▶ **Given problem**
In the data below, find every line that has the string "description", and copy it.

(Collected data)
────────────────────────────────────────

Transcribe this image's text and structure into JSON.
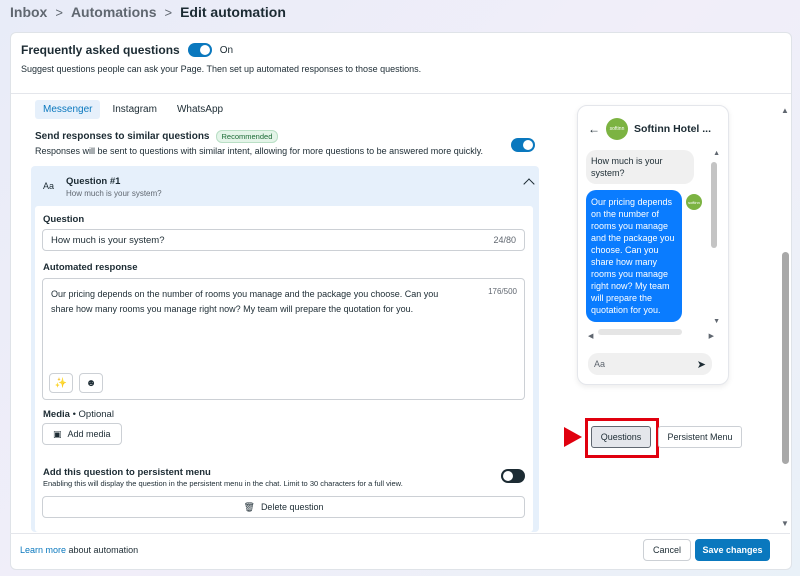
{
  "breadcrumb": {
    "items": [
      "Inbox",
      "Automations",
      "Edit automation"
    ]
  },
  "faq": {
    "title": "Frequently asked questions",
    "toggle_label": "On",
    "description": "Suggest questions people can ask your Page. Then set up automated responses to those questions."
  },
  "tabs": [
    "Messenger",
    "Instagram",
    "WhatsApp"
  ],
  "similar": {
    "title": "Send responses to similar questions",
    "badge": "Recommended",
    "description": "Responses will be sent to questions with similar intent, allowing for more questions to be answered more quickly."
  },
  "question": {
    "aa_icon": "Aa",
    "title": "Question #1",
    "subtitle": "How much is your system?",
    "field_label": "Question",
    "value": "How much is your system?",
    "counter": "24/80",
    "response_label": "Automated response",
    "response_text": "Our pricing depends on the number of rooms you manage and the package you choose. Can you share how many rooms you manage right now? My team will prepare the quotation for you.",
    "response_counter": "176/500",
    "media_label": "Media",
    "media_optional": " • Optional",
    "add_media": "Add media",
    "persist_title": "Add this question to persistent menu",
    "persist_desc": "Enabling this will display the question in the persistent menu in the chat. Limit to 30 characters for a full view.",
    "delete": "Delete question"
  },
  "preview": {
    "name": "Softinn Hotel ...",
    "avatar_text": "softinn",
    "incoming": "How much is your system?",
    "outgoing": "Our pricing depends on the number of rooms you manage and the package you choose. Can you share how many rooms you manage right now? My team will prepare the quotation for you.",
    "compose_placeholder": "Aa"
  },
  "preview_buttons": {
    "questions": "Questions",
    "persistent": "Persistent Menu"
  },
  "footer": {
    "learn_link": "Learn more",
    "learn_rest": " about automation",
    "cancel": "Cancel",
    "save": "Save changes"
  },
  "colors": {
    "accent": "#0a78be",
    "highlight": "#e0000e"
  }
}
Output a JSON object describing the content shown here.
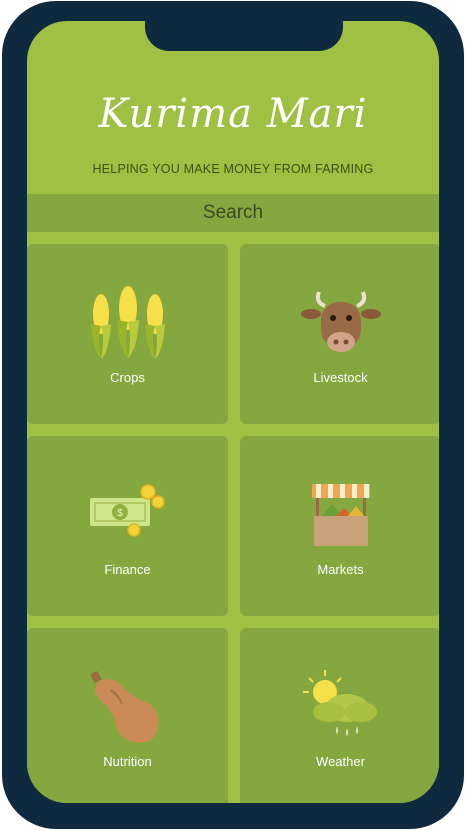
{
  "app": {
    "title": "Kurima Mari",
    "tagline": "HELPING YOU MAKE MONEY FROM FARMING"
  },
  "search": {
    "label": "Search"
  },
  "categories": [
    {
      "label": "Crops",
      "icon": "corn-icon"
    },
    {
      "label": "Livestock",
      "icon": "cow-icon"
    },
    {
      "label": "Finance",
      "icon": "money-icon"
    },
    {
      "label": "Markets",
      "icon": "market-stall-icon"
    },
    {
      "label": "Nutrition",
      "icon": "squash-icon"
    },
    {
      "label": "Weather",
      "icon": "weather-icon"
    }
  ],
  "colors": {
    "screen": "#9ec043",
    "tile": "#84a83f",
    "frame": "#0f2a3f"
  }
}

────────────────────────────────────────

▶ **Output of the exercise**
    "description": "Suggest questions people can ask your Page. Then set up automated responses to those questions."
    "description": "Responses will be sent to questions with similar intent, allowing for more questions to be answered more quickly."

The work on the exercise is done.